* _WHAT YOU NEED TO DO_
Output every entry exactly, from the first line to the last.

* _INPUT DATA_
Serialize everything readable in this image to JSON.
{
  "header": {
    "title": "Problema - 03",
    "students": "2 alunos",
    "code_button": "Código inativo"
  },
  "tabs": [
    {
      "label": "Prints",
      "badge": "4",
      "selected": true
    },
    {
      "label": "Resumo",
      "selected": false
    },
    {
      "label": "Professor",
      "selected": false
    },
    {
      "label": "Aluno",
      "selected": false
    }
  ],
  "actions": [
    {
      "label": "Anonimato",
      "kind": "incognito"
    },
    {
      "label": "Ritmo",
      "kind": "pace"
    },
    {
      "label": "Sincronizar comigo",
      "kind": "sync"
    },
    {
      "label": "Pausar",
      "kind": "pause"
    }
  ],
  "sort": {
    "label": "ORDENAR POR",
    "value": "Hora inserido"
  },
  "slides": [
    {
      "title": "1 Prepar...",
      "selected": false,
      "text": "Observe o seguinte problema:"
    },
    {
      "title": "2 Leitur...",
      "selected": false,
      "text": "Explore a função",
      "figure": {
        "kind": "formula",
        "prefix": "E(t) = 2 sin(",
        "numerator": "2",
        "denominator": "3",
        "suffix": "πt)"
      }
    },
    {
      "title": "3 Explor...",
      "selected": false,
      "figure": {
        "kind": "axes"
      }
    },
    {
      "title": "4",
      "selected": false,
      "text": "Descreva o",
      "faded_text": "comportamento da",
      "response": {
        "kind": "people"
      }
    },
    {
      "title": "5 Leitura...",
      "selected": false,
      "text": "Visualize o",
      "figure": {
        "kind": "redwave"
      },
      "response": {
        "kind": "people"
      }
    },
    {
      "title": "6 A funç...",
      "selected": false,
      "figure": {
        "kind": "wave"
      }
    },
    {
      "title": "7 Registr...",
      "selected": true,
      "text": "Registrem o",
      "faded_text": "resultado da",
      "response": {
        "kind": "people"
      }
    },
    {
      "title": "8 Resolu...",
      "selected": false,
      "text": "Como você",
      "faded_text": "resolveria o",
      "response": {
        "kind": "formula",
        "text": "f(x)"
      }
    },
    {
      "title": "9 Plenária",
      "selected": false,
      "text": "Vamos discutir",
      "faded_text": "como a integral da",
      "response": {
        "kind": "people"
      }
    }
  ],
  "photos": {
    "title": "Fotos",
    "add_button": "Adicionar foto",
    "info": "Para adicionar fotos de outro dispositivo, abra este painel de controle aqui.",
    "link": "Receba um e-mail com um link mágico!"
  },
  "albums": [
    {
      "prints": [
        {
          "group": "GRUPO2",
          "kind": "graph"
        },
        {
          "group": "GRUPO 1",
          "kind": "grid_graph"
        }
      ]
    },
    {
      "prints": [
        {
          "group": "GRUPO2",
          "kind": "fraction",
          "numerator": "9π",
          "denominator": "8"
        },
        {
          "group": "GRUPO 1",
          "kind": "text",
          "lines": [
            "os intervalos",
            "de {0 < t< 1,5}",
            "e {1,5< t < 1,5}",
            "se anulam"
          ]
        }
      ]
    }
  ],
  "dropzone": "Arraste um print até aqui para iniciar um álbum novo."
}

* _COMPLETE RESPONSE_
Serialize everything readable in this image to JSON.
{
  "header": {
    "title": "Problema - 03",
    "students": "2 alunos",
    "code_button": "Código inativo"
  },
  "tabs": [
    {
      "label": "Prints",
      "badge": "4",
      "selected": true
    },
    {
      "label": "Resumo",
      "selected": false
    },
    {
      "label": "Professor",
      "selected": false
    },
    {
      "label": "Aluno",
      "selected": false
    }
  ],
  "actions": [
    {
      "label": "Anonimato",
      "kind": "incognito"
    },
    {
      "label": "Ritmo",
      "kind": "pace"
    },
    {
      "label": "Sincronizar comigo",
      "kind": "sync"
    },
    {
      "label": "Pausar",
      "kind": "pause"
    }
  ],
  "sort": {
    "label": "ORDENAR POR",
    "value": "Hora inserido"
  },
  "slides": [
    {
      "title": "1 Prepar...",
      "selected": false,
      "text": "Observe o seguinte problema:"
    },
    {
      "title": "2 Leitur...",
      "selected": false,
      "text": "Explore a função",
      "figure": {
        "kind": "formula",
        "prefix": "E(t) = 2 sin(",
        "numerator": "2",
        "denominator": "3",
        "suffix": "πt)"
      }
    },
    {
      "title": "3 Explor...",
      "selected": false,
      "figure": {
        "kind": "axes"
      }
    },
    {
      "title": "4",
      "selected": false,
      "text": "Descreva o",
      "faded_text": "comportamento da",
      "response": {
        "kind": "people"
      }
    },
    {
      "title": "5 Leitura...",
      "selected": false,
      "text": "Visualize o",
      "figure": {
        "kind": "redwave"
      },
      "response": {
        "kind": "people"
      }
    },
    {
      "title": "6 A funç...",
      "selected": false,
      "figure": {
        "kind": "wave"
      }
    },
    {
      "title": "7 Registr...",
      "selected": true,
      "text": "Registrem o",
      "faded_text": "resultado da",
      "response": {
        "kind": "people"
      }
    },
    {
      "title": "8 Resolu...",
      "selected": false,
      "text": "Como você",
      "faded_text": "resolveria o",
      "response": {
        "kind": "formula",
        "text": "f(x)"
      }
    },
    {
      "title": "9 Plenária",
      "selected": false,
      "text": "Vamos discutir",
      "faded_text": "como a integral da",
      "response": {
        "kind": "people"
      }
    }
  ],
  "photos": {
    "title": "Fotos",
    "add_button": "Adicionar foto",
    "info": "Para adicionar fotos de outro dispositivo, abra este painel de controle aqui.",
    "link": "Receba um e-mail com um link mágico!"
  },
  "albums": [
    {
      "prints": [
        {
          "group": "GRUPO2",
          "kind": "graph"
        },
        {
          "group": "GRUPO 1",
          "kind": "grid_graph"
        }
      ]
    },
    {
      "prints": [
        {
          "group": "GRUPO2",
          "kind": "fraction",
          "numerator": "9π",
          "denominator": "8"
        },
        {
          "group": "GRUPO 1",
          "kind": "text",
          "lines": [
            "os intervalos",
            "de {0 < t< 1,5}",
            "e {1,5< t < 1,5}",
            "se anulam"
          ]
        }
      ]
    }
  ],
  "dropzone": "Arraste um print até aqui para iniciar um álbum novo."
}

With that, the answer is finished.